> **PROBLEM DETAILS**: Say how many lines of the material below contain the word "resistance", with no other words.

Dataset listings of figures

────────

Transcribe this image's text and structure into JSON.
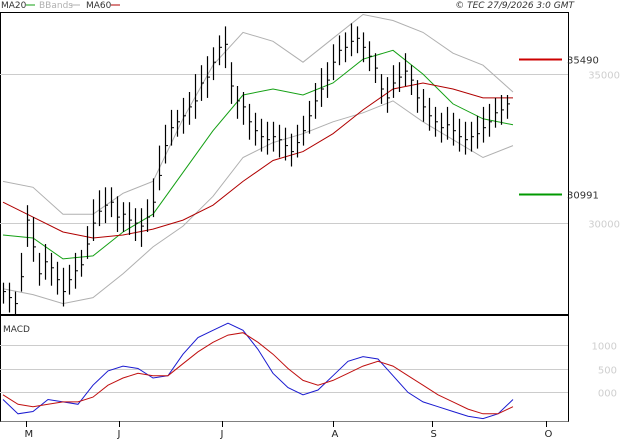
{
  "header": {
    "copyright": "© TEC 27/9/2026 3:0 GMT",
    "legend": [
      {
        "label": "MA20",
        "color": "#14a014"
      },
      {
        "label": "BBands",
        "color": "#b0b0b0"
      },
      {
        "label": "MA60",
        "color": "#b00000"
      }
    ]
  },
  "macd_label": "MACD",
  "colors": {
    "bars": "#000000",
    "ma20": "#14a014",
    "bbands": "#b0b0b0",
    "ma60": "#b00000",
    "macd": "#1a1ad0",
    "signal": "#c01010",
    "resistance": "#cc0000",
    "support": "#009900",
    "grid": "#cccccc"
  },
  "chart_data": [
    {
      "type": "bar",
      "subtype": "ohlc",
      "title": "",
      "ylim": [
        26950,
        37050
      ],
      "y_ticks": [
        {
          "value": 30000,
          "label": "30000"
        },
        {
          "value": 35000,
          "label": "35000"
        }
      ],
      "x_tick_labels": [
        "M",
        "J",
        "J",
        "A",
        "S",
        "O"
      ],
      "grid": "horizontal",
      "levels": [
        {
          "name": "resistance",
          "value": 35490,
          "label": "35490",
          "color": "#cc0000"
        },
        {
          "name": "support",
          "value": 30991,
          "label": "30991",
          "color": "#009900"
        }
      ],
      "x": [
        0,
        6,
        12,
        18,
        24,
        30,
        36,
        42,
        48,
        54,
        60,
        66,
        72,
        78,
        84,
        90,
        96,
        102,
        108,
        114,
        120,
        126,
        132,
        138,
        144,
        150,
        156,
        162,
        168,
        174,
        180,
        186,
        192,
        198,
        204,
        210,
        216,
        222,
        228,
        234,
        240,
        246,
        252,
        258,
        264,
        270,
        276,
        282,
        288,
        294,
        300,
        306,
        312,
        318,
        324,
        330,
        336,
        342,
        348,
        354,
        360,
        366,
        372,
        378,
        384,
        390,
        396,
        402,
        408,
        414,
        420,
        426,
        432,
        438,
        444,
        450,
        456,
        462,
        468,
        474,
        480,
        486,
        492,
        498,
        504
      ],
      "close": [
        27700,
        27500,
        27300,
        28200,
        30100,
        29200,
        28300,
        28700,
        28500,
        28100,
        27700,
        28100,
        28400,
        28600,
        29300,
        30000,
        30400,
        30600,
        30700,
        30200,
        30300,
        30100,
        30000,
        29900,
        30200,
        30700,
        31600,
        32600,
        33200,
        33400,
        33600,
        33900,
        34100,
        34700,
        34900,
        35400,
        35900,
        36000,
        34600,
        34100,
        33900,
        33400,
        33100,
        32900,
        32800,
        32900,
        32800,
        32600,
        32400,
        32700,
        33100,
        33600,
        34100,
        34500,
        34800,
        35400,
        35800,
        35900,
        36100,
        36200,
        35900,
        35600,
        35200,
        34500,
        34200,
        34700,
        34900,
        35100,
        34800,
        34200,
        33900,
        33600,
        33400,
        33200,
        33300,
        33100,
        32900,
        32800,
        32900,
        33000,
        33200,
        33400,
        33700,
        33800,
        34000
      ],
      "high": [
        28000,
        28000,
        27700,
        29000,
        30600,
        30200,
        29000,
        29300,
        29000,
        28700,
        28500,
        28600,
        29000,
        29100,
        29900,
        30800,
        31100,
        31200,
        31200,
        30900,
        30700,
        30700,
        30500,
        30500,
        30800,
        31500,
        32600,
        33300,
        33800,
        33800,
        34200,
        34400,
        35000,
        35300,
        35600,
        35900,
        36300,
        36600,
        35400,
        34600,
        34400,
        34000,
        33700,
        33500,
        33400,
        33400,
        33300,
        33200,
        33000,
        33300,
        33600,
        34100,
        34700,
        35200,
        35400,
        36000,
        36300,
        36400,
        36700,
        36600,
        36400,
        36100,
        35700,
        35000,
        34900,
        35300,
        35400,
        35700,
        35300,
        34800,
        34500,
        34200,
        33900,
        33700,
        33900,
        33700,
        33500,
        33400,
        33400,
        33600,
        33900,
        34000,
        34200,
        34300,
        34300
      ],
      "low": [
        27300,
        27000,
        26950,
        27700,
        29200,
        28700,
        27900,
        28100,
        27900,
        27600,
        27200,
        27600,
        27800,
        28200,
        28800,
        29400,
        29900,
        30000,
        30200,
        29700,
        29700,
        29600,
        29400,
        29200,
        29700,
        30200,
        31100,
        32000,
        32600,
        32900,
        33000,
        33300,
        33500,
        34100,
        34200,
        34800,
        35300,
        35200,
        34000,
        33500,
        33300,
        32800,
        32600,
        32400,
        32300,
        32400,
        32200,
        32100,
        31900,
        32200,
        32600,
        33000,
        33500,
        33900,
        34200,
        34800,
        35300,
        35400,
        35600,
        35700,
        35400,
        35100,
        34700,
        34000,
        33700,
        34200,
        34400,
        34600,
        34300,
        33700,
        33400,
        33100,
        32900,
        32700,
        32800,
        32600,
        32400,
        32300,
        32400,
        32500,
        32700,
        32900,
        33200,
        33300,
        33500
      ],
      "series": [
        {
          "name": "MA20",
          "x": [
            0,
            30,
            60,
            90,
            120,
            150,
            180,
            210,
            240,
            270,
            300,
            330,
            360,
            390,
            420,
            450,
            480,
            510
          ],
          "values": [
            29600,
            29500,
            28800,
            28900,
            29700,
            30300,
            31700,
            33100,
            34300,
            34500,
            34300,
            34700,
            35500,
            35800,
            35000,
            34000,
            33500,
            33300
          ]
        },
        {
          "name": "MA60",
          "x": [
            0,
            30,
            60,
            90,
            120,
            150,
            180,
            210,
            240,
            270,
            300,
            330,
            360,
            390,
            420,
            450,
            480,
            510
          ],
          "values": [
            30700,
            30200,
            29700,
            29500,
            29600,
            29800,
            30100,
            30600,
            31400,
            32100,
            32400,
            33000,
            33800,
            34500,
            34700,
            34500,
            34200,
            34200
          ]
        },
        {
          "name": "BBands",
          "x": [
            0,
            30,
            60,
            90,
            120,
            150,
            180,
            210,
            240,
            270,
            300,
            330,
            360,
            390,
            420,
            450,
            480,
            510
          ],
          "values": [
            31400,
            31200,
            30300,
            30300,
            31000,
            31400,
            33500,
            35300,
            36400,
            36100,
            35400,
            36200,
            37000,
            36800,
            36400,
            35700,
            35300,
            34400
          ]
        },
        {
          "name": "BBands",
          "x": [
            0,
            30,
            60,
            90,
            120,
            150,
            180,
            210,
            240,
            270,
            300,
            330,
            360,
            390,
            420,
            450,
            480,
            510
          ],
          "values": [
            27800,
            27600,
            27300,
            27500,
            28300,
            29200,
            29900,
            30900,
            32200,
            32700,
            33000,
            33400,
            33700,
            34100,
            33400,
            32800,
            32200,
            32600
          ]
        }
      ]
    },
    {
      "type": "line",
      "title": "MACD",
      "ylim": [
        -600,
        1600
      ],
      "y_ticks": [
        {
          "value": 1000,
          "label": "1000"
        },
        {
          "value": 500,
          "label": "500"
        },
        {
          "value": 0,
          "label": "000"
        }
      ],
      "grid": "horizontal",
      "series": [
        {
          "name": "MACD",
          "x": [
            0,
            15,
            30,
            45,
            60,
            75,
            90,
            105,
            120,
            135,
            150,
            165,
            180,
            195,
            210,
            225,
            240,
            255,
            270,
            285,
            300,
            315,
            330,
            345,
            360,
            375,
            390,
            405,
            420,
            435,
            450,
            465,
            480,
            495,
            510
          ],
          "values": [
            -150,
            -450,
            -400,
            -150,
            -200,
            -250,
            150,
            450,
            550,
            500,
            300,
            350,
            800,
            1150,
            1300,
            1450,
            1300,
            900,
            400,
            100,
            -50,
            50,
            350,
            650,
            750,
            700,
            350,
            0,
            -200,
            -300,
            -400,
            -500,
            -550,
            -450,
            -150
          ]
        },
        {
          "name": "Signal",
          "x": [
            0,
            15,
            30,
            45,
            60,
            75,
            90,
            105,
            120,
            135,
            150,
            165,
            180,
            195,
            210,
            225,
            240,
            255,
            270,
            285,
            300,
            315,
            330,
            345,
            360,
            375,
            390,
            405,
            420,
            435,
            450,
            465,
            480,
            495,
            510
          ],
          "values": [
            -50,
            -250,
            -300,
            -250,
            -200,
            -200,
            -100,
            150,
            300,
            400,
            350,
            350,
            600,
            850,
            1050,
            1200,
            1250,
            1050,
            800,
            500,
            250,
            150,
            250,
            400,
            550,
            650,
            550,
            350,
            150,
            -50,
            -200,
            -350,
            -450,
            -450,
            -300
          ]
        }
      ],
      "x_tick_labels": [
        "M",
        "J",
        "J",
        "A",
        "S",
        "O"
      ]
    }
  ]
}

────────

> **FINAL RESULT**: 2